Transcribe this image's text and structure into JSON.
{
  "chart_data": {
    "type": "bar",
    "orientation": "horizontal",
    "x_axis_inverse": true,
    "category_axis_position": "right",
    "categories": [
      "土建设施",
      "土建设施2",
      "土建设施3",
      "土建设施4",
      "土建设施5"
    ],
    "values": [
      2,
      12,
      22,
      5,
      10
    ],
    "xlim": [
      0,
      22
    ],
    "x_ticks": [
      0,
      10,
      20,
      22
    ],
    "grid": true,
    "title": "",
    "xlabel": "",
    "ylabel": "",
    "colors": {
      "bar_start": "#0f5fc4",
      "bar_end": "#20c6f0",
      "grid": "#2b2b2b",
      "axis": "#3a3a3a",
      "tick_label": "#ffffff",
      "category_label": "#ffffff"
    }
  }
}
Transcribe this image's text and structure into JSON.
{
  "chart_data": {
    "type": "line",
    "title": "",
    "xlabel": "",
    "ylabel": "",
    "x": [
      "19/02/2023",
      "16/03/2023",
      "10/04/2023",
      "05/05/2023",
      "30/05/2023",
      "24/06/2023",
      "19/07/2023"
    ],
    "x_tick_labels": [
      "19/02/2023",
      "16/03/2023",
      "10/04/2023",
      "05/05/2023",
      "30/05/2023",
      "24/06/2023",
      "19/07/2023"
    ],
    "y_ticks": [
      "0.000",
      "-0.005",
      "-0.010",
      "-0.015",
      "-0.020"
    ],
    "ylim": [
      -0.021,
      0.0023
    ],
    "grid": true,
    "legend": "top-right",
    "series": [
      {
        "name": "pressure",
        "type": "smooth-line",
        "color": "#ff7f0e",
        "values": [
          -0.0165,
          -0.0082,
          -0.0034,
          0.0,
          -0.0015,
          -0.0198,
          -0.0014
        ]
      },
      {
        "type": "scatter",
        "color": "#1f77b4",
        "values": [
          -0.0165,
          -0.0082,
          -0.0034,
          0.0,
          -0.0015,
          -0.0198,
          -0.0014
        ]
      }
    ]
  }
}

§ **Task directions**
Return every record, word for word.

§ **Task output**
Transcribe this image's text and structure into JSON.
{
  "chart_data": {
    "type": "bar",
    "orientation": "horizontal",
    "x_axis_inverse": true,
    "category_axis_position": "right",
    "categories": [
      "土建设施",
      "土建设施2",
      "土建设施3",
      "土建设施4",
      "土建设施5"
    ],
    "values": [
      2,
      12,
      22,
      5,
      10
    ],
    "xlim": [
      0,
      22
    ],
    "x_ticks": [
      0,
      10,
      20,
      22
    ],
    "grid": true,
    "title": "",
    "xlabel": "",
    "ylabel": "",
    "colors": {
      "bar_start": "#0f5fc4",
      "bar_end": "#20c6f0",
      "grid": "#2b2b2b",
      "axis": "#3a3a3a",
      "tick_label": "#ffffff",
      "category_label": "#ffffff"
    }
  }
}
Transcribe this image's text and structure into JSON.
{
  "chart_data": {
    "type": "line",
    "title": "",
    "xlabel": "",
    "ylabel": "",
    "x": [
      "19/02/2023",
      "16/03/2023",
      "10/04/2023",
      "05/05/2023",
      "30/05/2023",
      "24/06/2023",
      "19/07/2023"
    ],
    "x_tick_labels": [
      "19/02/2023",
      "16/03/2023",
      "10/04/2023",
      "05/05/2023",
      "30/05/2023",
      "24/06/2023",
      "19/07/2023"
    ],
    "y_ticks": [
      "0.000",
      "-0.005",
      "-0.010",
      "-0.015",
      "-0.020"
    ],
    "ylim": [
      -0.021,
      0.0023
    ],
    "grid": true,
    "legend": "top-right",
    "series": [
      {
        "name": "pressure",
        "type": "smooth-line",
        "color": "#ff7f0e",
        "values": [
          -0.0165,
          -0.0082,
          -0.0034,
          0.0,
          -0.0015,
          -0.0198,
          -0.0014
        ]
      },
      {
        "type": "scatter",
        "color": "#1f77b4",
        "values": [
          -0.0165,
          -0.0082,
          -0.0034,
          0.0,
          -0.0015,
          -0.0198,
          -0.0014
        ]
      }
    ]
  }
}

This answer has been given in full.